═════ Record excerpts ═════

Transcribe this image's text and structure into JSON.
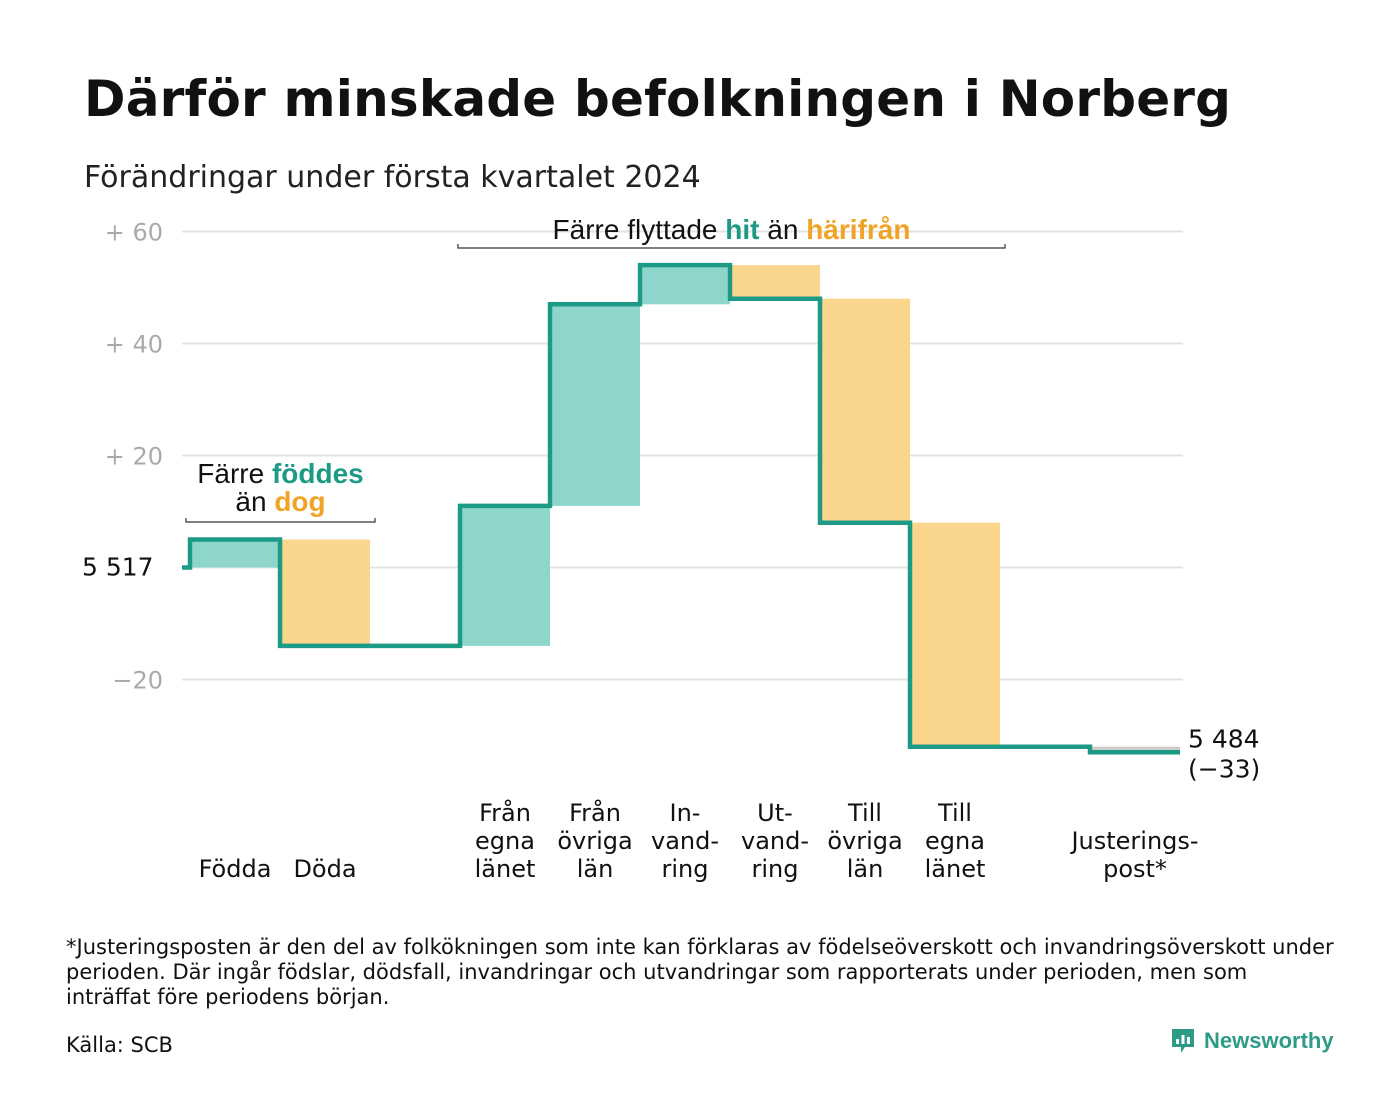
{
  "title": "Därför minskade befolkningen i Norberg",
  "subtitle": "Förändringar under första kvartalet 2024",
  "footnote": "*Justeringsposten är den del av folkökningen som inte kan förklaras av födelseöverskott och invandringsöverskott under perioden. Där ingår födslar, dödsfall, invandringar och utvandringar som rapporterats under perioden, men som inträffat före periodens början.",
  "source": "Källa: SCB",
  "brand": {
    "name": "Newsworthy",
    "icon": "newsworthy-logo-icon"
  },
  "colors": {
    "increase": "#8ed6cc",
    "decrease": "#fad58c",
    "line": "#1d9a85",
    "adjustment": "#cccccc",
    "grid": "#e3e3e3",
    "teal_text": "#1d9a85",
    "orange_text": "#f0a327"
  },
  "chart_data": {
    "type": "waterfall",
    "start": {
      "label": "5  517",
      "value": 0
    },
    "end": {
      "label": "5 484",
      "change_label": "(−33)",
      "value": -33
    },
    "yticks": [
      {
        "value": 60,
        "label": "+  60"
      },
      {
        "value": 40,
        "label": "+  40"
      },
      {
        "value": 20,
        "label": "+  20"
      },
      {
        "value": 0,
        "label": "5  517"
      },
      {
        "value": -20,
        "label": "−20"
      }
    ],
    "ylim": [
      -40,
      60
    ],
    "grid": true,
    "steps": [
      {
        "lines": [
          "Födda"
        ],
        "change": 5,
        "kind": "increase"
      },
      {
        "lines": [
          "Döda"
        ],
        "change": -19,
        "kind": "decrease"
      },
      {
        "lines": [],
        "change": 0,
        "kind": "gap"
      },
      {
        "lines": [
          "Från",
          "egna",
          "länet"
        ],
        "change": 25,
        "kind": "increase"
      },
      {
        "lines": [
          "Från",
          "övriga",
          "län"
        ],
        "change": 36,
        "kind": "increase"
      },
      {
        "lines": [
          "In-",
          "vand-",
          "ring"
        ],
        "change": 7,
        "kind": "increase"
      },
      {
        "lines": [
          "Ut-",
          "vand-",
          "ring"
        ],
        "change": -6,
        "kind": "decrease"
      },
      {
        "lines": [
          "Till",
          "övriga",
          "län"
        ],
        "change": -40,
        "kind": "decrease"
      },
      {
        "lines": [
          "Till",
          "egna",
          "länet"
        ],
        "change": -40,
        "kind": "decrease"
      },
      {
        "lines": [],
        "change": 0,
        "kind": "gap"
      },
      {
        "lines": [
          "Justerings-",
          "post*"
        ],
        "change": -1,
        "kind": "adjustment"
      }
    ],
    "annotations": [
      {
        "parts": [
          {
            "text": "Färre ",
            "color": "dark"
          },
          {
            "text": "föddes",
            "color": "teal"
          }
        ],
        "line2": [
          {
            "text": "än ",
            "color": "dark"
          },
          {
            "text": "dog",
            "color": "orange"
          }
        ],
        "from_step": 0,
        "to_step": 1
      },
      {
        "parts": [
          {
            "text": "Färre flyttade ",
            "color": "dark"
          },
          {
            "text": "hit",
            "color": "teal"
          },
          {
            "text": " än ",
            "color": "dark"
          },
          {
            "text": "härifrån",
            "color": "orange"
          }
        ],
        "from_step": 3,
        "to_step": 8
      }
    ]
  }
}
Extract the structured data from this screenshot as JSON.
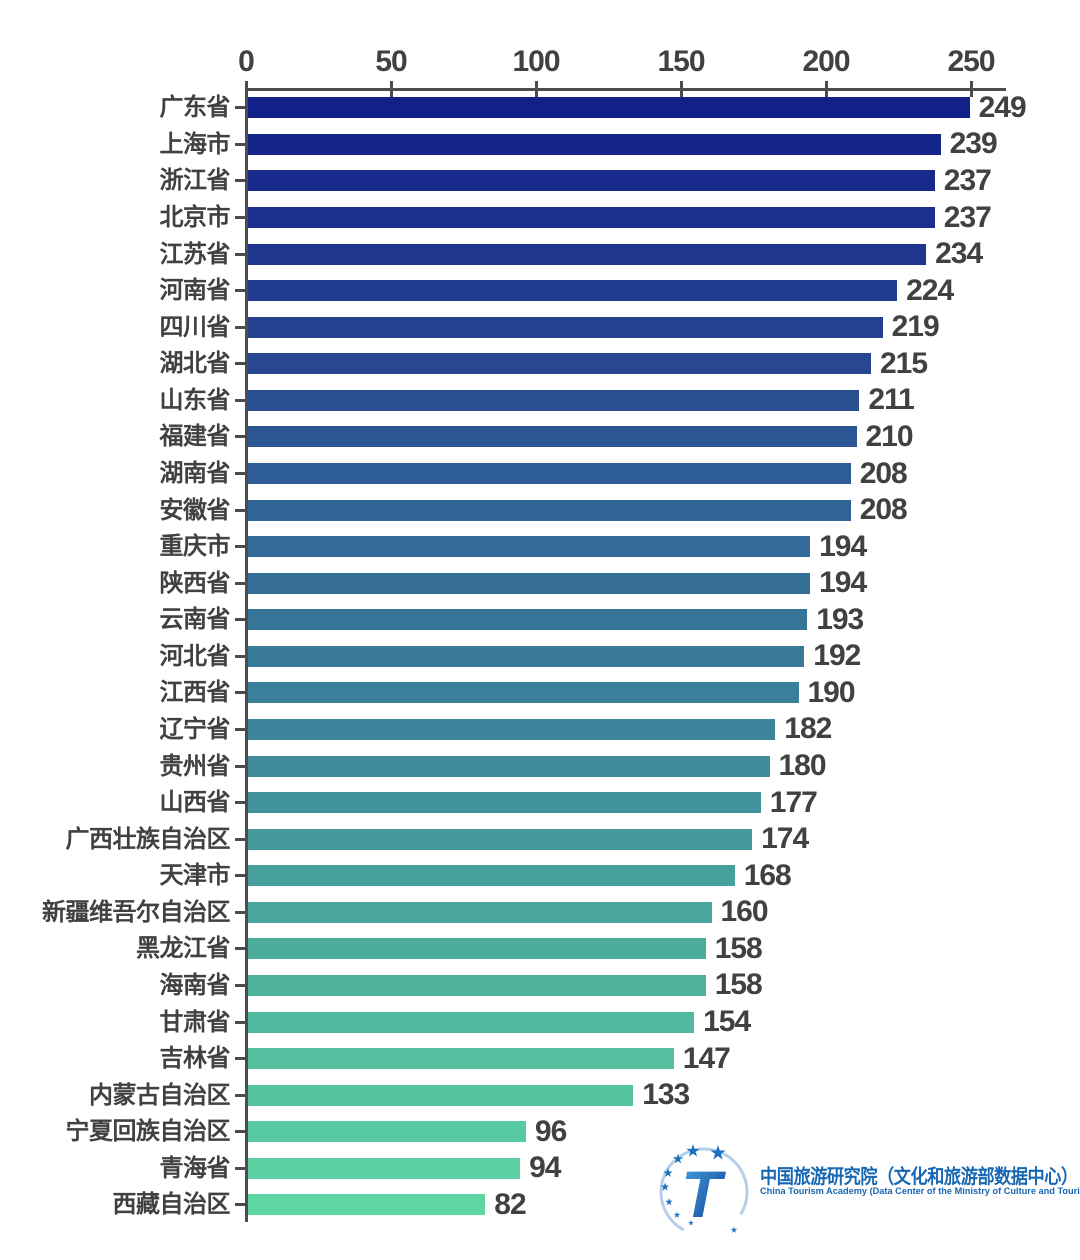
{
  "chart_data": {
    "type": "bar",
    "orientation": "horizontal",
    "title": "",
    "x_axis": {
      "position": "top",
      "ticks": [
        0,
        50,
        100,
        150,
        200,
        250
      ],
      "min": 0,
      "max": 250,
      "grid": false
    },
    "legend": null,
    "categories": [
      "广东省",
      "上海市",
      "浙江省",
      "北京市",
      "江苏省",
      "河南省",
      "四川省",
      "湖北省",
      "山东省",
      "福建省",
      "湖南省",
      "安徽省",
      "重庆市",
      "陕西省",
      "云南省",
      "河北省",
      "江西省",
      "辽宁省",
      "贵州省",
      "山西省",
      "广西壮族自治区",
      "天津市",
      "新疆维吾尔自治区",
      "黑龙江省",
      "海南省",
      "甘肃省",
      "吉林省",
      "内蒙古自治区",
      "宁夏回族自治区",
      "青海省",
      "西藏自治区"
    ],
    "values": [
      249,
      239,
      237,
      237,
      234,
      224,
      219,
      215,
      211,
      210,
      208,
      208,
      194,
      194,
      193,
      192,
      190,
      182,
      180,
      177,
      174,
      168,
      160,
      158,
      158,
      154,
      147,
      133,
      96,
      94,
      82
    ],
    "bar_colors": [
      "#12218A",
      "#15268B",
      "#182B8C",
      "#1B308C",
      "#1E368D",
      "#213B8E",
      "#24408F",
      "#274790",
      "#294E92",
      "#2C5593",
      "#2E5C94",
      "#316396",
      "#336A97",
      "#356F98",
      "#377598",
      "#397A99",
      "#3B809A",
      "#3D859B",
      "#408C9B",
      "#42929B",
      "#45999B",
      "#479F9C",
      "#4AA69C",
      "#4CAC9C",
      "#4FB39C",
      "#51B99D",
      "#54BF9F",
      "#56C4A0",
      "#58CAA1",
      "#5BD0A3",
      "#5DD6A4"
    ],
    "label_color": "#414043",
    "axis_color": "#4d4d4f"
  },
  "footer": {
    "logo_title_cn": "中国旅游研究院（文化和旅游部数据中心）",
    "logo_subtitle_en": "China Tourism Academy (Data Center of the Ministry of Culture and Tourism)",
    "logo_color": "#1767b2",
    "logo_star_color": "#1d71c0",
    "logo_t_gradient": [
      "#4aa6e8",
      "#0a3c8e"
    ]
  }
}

═════

Exactly as written, return every line of the listing, but not the pictures.

Transcribe this image's text and structure into JSON.
{
  "title": "Därför minskade befolkningen i Norberg",
  "subtitle": "Förändringar under första kvartalet 2024",
  "footnote": "*Justeringsposten är den del av folkökningen som inte kan förklaras av födelseöverskott och invandringsöverskott under perioden. Där ingår födslar, dödsfall, invandringar och utvandringar som rapporterats under perioden, men som inträffat före periodens början.",
  "source": "Källa: SCB",
  "brand": {
    "name": "Newsworthy",
    "icon": "newsworthy-logo-icon"
  },
  "colors": {
    "increase": "#8ed6cc",
    "decrease": "#fad58c",
    "line": "#1d9a85",
    "adjustment": "#cccccc",
    "grid": "#e3e3e3",
    "teal_text": "#1d9a85",
    "orange_text": "#f0a327"
  },
  "chart_data": {
    "type": "waterfall",
    "start": {
      "label": "5  517",
      "value": 0
    },
    "end": {
      "label": "5 484",
      "change_label": "(−33)",
      "value": -33
    },
    "yticks": [
      {
        "value": 60,
        "label": "+  60"
      },
      {
        "value": 40,
        "label": "+  40"
      },
      {
        "value": 20,
        "label": "+  20"
      },
      {
        "value": 0,
        "label": "5  517"
      },
      {
        "value": -20,
        "label": "−20"
      }
    ],
    "ylim": [
      -40,
      60
    ],
    "grid": true,
    "steps": [
      {
        "lines": [
          "Födda"
        ],
        "change": 5,
        "kind": "increase"
      },
      {
        "lines": [
          "Döda"
        ],
        "change": -19,
        "kind": "decrease"
      },
      {
        "lines": [],
        "change": 0,
        "kind": "gap"
      },
      {
        "lines": [
          "Från",
          "egna",
          "länet"
        ],
        "change": 25,
        "kind": "increase"
      },
      {
        "lines": [
          "Från",
          "övriga",
          "län"
        ],
        "change": 36,
        "kind": "increase"
      },
      {
        "lines": [
          "In-",
          "vand-",
          "ring"
        ],
        "change": 7,
        "kind": "increase"
      },
      {
        "lines": [
          "Ut-",
          "vand-",
          "ring"
        ],
        "change": -6,
        "kind": "decrease"
      },
      {
        "lines": [
          "Till",
          "övriga",
          "län"
        ],
        "change": -40,
        "kind": "decrease"
      },
      {
        "lines": [
          "Till",
          "egna",
          "länet"
        ],
        "change": -40,
        "kind": "decrease"
      },
      {
        "lines": [],
        "change": 0,
        "kind": "gap"
      },
      {
        "lines": [
          "Justerings-",
          "post*"
        ],
        "change": -1,
        "kind": "adjustment"
      }
    ],
    "annotations": [
      {
        "parts": [
          {
            "text": "Färre ",
            "color": "dark"
          },
          {
            "text": "föddes",
            "color": "teal"
          }
        ],
        "line2": [
          {
            "text": "än ",
            "color": "dark"
          },
          {
            "text": "dog",
            "color": "orange"
          }
        ],
        "from_step": 0,
        "to_step": 1
      },
      {
        "parts": [
          {
            "text": "Färre flyttade ",
            "color": "dark"
          },
          {
            "text": "hit",
            "color": "teal"
          },
          {
            "text": " än ",
            "color": "dark"
          },
          {
            "text": "härifrån",
            "color": "orange"
          }
        ],
        "from_step": 3,
        "to_step": 8
      }
    ]
  }
}
Extract the structured data from this screenshot as JSON.
{
  "chart_data": {
    "type": "bar",
    "orientation": "horizontal",
    "title": "",
    "x_axis": {
      "position": "top",
      "ticks": [
        0,
        50,
        100,
        150,
        200,
        250
      ],
      "min": 0,
      "max": 250,
      "grid": false
    },
    "legend": null,
    "categories": [
      "广东省",
      "上海市",
      "浙江省",
      "北京市",
      "江苏省",
      "河南省",
      "四川省",
      "湖北省",
      "山东省",
      "福建省",
      "湖南省",
      "安徽省",
      "重庆市",
      "陕西省",
      "云南省",
      "河北省",
      "江西省",
      "辽宁省",
      "贵州省",
      "山西省",
      "广西壮族自治区",
      "天津市",
      "新疆维吾尔自治区",
      "黑龙江省",
      "海南省",
      "甘肃省",
      "吉林省",
      "内蒙古自治区",
      "宁夏回族自治区",
      "青海省",
      "西藏自治区"
    ],
    "values": [
      249,
      239,
      237,
      237,
      234,
      224,
      219,
      215,
      211,
      210,
      208,
      208,
      194,
      194,
      193,
      192,
      190,
      182,
      180,
      177,
      174,
      168,
      160,
      158,
      158,
      154,
      147,
      133,
      96,
      94,
      82
    ],
    "bar_colors": [
      "#12218A",
      "#15268B",
      "#182B8C",
      "#1B308C",
      "#1E368D",
      "#213B8E",
      "#24408F",
      "#274790",
      "#294E92",
      "#2C5593",
      "#2E5C94",
      "#316396",
      "#336A97",
      "#356F98",
      "#377598",
      "#397A99",
      "#3B809A",
      "#3D859B",
      "#408C9B",
      "#42929B",
      "#45999B",
      "#479F9C",
      "#4AA69C",
      "#4CAC9C",
      "#4FB39C",
      "#51B99D",
      "#54BF9F",
      "#56C4A0",
      "#58CAA1",
      "#5BD0A3",
      "#5DD6A4"
    ],
    "label_color": "#414043",
    "axis_color": "#4d4d4f"
  },
  "footer": {
    "logo_title_cn": "中国旅游研究院（文化和旅游部数据中心）",
    "logo_subtitle_en": "China Tourism Academy (Data Center of the Ministry of Culture and Tourism)",
    "logo_color": "#1767b2",
    "logo_star_color": "#1d71c0",
    "logo_t_gradient": [
      "#4aa6e8",
      "#0a3c8e"
    ]
  }
}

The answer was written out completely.